EXERCISE
State how many lines of the entries include the string "likning", please, leaving out everything but the number.

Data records
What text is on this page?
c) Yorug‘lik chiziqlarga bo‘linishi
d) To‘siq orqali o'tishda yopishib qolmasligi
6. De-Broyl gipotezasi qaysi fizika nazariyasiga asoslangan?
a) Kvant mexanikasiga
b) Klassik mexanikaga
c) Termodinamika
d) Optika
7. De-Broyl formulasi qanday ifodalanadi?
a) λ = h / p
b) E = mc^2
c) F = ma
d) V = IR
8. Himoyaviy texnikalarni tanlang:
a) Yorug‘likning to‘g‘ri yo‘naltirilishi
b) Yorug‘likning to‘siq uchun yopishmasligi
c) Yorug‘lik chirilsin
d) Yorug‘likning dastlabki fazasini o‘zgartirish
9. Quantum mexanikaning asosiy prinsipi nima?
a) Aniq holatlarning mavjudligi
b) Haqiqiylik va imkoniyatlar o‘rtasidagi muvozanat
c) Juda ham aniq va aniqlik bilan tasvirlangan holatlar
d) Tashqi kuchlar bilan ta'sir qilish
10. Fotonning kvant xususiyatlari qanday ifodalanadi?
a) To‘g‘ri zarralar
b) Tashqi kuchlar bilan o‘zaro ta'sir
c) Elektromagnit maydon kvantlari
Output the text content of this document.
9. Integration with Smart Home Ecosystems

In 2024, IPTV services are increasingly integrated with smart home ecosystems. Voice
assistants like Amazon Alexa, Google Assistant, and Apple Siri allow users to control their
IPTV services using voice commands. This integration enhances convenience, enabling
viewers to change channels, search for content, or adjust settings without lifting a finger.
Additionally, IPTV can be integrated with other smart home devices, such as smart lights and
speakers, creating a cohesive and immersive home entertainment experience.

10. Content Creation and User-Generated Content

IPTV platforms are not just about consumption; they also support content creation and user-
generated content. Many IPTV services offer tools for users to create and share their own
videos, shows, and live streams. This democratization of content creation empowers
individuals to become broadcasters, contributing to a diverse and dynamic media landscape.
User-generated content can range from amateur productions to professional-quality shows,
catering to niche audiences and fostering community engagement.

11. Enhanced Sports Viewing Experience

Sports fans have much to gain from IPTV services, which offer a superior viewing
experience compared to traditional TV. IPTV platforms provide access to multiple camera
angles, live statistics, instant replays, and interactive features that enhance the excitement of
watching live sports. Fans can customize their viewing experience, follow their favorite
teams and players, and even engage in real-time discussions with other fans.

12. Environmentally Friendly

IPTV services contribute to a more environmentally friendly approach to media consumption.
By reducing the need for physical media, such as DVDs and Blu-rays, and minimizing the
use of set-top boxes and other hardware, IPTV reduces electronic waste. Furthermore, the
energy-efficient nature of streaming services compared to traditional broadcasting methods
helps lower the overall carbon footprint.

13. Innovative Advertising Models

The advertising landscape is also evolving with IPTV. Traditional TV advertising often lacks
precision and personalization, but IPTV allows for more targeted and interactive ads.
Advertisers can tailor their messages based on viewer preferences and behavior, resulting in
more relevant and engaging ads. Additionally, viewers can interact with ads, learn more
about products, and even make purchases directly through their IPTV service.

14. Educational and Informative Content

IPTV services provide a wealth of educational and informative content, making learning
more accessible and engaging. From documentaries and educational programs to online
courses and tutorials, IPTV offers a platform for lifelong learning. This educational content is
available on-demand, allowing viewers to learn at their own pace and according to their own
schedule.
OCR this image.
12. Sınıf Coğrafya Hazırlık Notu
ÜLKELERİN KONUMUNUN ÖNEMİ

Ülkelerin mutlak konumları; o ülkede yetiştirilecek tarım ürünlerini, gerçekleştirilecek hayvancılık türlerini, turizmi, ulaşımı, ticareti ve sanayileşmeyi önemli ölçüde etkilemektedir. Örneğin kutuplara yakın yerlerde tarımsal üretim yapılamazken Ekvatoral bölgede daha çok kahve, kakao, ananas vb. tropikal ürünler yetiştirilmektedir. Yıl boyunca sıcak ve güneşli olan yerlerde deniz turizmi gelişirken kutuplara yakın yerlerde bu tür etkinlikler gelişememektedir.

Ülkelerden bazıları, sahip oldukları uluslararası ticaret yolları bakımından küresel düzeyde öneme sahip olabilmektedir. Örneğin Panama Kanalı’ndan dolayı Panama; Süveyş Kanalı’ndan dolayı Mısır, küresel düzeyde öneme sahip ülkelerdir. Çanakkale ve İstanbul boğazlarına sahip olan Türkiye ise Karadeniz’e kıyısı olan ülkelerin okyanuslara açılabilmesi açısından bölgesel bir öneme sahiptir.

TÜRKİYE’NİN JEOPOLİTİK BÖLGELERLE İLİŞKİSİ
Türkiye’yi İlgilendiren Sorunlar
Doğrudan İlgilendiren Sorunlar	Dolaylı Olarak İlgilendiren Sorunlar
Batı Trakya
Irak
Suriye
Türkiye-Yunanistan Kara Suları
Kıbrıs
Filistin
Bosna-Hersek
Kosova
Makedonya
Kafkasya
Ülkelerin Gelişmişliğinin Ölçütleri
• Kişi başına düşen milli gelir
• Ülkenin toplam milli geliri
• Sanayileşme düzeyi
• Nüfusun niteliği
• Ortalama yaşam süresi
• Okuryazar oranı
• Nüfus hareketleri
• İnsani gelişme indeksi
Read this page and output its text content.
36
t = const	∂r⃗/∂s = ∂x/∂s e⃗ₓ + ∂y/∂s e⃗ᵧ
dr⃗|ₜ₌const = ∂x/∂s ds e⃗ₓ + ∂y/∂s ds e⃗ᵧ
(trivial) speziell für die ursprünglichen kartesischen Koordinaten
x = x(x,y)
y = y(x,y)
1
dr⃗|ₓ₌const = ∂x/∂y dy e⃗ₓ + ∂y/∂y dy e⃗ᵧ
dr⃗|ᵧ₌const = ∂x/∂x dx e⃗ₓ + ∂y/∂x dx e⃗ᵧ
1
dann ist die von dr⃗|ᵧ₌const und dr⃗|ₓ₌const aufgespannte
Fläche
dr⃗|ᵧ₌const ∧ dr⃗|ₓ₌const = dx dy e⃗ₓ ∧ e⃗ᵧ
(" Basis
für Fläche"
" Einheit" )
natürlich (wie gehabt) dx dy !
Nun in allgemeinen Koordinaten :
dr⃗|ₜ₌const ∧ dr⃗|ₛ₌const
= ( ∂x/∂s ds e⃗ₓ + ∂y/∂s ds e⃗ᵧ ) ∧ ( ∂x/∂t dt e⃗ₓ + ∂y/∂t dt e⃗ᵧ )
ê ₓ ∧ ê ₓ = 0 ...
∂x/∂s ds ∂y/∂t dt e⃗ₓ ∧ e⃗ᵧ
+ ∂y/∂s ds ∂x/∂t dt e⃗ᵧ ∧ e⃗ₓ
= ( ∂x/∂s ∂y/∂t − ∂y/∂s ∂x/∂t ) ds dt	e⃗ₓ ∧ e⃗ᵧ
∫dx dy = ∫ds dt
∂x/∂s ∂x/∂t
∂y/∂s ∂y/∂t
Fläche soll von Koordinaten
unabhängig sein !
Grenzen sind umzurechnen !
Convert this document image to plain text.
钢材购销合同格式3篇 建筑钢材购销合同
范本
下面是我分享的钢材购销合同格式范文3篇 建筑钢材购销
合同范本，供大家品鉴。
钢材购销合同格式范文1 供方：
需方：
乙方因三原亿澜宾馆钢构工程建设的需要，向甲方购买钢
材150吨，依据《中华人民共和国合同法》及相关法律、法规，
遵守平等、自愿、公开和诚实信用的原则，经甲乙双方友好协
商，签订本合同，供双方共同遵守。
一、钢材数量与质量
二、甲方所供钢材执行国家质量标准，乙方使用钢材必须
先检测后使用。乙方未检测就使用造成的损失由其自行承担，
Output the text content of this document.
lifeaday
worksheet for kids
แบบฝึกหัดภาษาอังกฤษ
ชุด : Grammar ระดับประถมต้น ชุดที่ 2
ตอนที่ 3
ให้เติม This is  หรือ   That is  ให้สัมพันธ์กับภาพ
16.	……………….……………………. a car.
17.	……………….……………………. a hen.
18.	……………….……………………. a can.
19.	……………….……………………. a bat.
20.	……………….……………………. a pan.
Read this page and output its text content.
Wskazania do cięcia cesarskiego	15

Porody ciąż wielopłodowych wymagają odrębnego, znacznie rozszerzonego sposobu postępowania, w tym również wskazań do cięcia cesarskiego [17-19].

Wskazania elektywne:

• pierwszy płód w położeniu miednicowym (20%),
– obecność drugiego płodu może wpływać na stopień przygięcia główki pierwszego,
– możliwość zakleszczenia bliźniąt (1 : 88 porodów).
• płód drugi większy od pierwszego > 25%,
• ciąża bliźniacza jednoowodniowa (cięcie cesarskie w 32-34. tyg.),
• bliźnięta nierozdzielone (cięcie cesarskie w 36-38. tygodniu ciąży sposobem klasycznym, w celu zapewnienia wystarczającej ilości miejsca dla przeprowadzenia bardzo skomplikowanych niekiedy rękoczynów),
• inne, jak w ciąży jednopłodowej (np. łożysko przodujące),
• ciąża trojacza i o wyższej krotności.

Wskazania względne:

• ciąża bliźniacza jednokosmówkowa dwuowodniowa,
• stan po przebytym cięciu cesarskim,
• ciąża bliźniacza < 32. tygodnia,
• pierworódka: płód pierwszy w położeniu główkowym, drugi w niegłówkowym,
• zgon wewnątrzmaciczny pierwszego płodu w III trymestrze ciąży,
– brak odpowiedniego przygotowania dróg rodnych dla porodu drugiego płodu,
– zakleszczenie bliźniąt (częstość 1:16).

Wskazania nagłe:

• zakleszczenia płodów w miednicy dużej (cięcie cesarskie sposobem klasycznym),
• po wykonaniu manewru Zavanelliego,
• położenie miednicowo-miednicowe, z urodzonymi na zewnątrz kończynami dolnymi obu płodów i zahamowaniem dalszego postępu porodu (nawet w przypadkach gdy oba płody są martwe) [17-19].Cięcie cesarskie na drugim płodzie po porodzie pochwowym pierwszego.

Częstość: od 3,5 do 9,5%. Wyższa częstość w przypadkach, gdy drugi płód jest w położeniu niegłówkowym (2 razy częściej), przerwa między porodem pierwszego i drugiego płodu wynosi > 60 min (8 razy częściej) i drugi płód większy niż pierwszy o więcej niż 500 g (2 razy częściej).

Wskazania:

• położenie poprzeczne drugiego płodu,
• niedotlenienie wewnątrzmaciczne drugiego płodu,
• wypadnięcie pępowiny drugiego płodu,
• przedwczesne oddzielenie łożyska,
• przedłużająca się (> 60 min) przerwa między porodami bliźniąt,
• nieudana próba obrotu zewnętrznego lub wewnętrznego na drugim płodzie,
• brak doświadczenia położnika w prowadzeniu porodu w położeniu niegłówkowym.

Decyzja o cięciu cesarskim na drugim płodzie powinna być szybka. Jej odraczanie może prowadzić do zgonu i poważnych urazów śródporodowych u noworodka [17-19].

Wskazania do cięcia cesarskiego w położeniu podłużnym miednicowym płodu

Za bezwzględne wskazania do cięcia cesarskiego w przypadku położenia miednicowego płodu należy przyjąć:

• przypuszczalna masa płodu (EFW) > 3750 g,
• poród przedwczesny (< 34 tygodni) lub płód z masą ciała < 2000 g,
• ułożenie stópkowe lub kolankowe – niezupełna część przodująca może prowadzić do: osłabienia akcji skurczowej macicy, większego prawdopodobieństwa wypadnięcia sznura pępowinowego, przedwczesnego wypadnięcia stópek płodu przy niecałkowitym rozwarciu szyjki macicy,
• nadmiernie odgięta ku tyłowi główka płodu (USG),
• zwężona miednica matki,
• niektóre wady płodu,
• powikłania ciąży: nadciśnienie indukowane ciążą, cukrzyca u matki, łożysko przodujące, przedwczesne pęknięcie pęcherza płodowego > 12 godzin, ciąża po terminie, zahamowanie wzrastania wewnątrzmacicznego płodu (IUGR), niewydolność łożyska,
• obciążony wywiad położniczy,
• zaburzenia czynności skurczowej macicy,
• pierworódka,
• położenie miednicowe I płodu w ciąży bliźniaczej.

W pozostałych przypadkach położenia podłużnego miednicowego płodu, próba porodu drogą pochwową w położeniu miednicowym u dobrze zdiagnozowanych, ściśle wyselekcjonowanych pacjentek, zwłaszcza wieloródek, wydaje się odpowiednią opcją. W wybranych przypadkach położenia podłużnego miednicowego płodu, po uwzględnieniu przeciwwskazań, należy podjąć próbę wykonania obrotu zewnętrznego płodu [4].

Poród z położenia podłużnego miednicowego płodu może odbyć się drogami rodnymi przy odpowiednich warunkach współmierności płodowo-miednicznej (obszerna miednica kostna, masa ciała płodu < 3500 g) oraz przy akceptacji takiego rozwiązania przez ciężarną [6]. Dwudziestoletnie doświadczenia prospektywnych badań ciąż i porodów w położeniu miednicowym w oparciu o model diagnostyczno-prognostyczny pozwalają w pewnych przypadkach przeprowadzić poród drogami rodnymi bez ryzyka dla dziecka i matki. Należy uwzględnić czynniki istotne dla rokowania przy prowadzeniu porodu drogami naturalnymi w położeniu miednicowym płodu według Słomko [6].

SOLUTION TO THE PROBLEM
3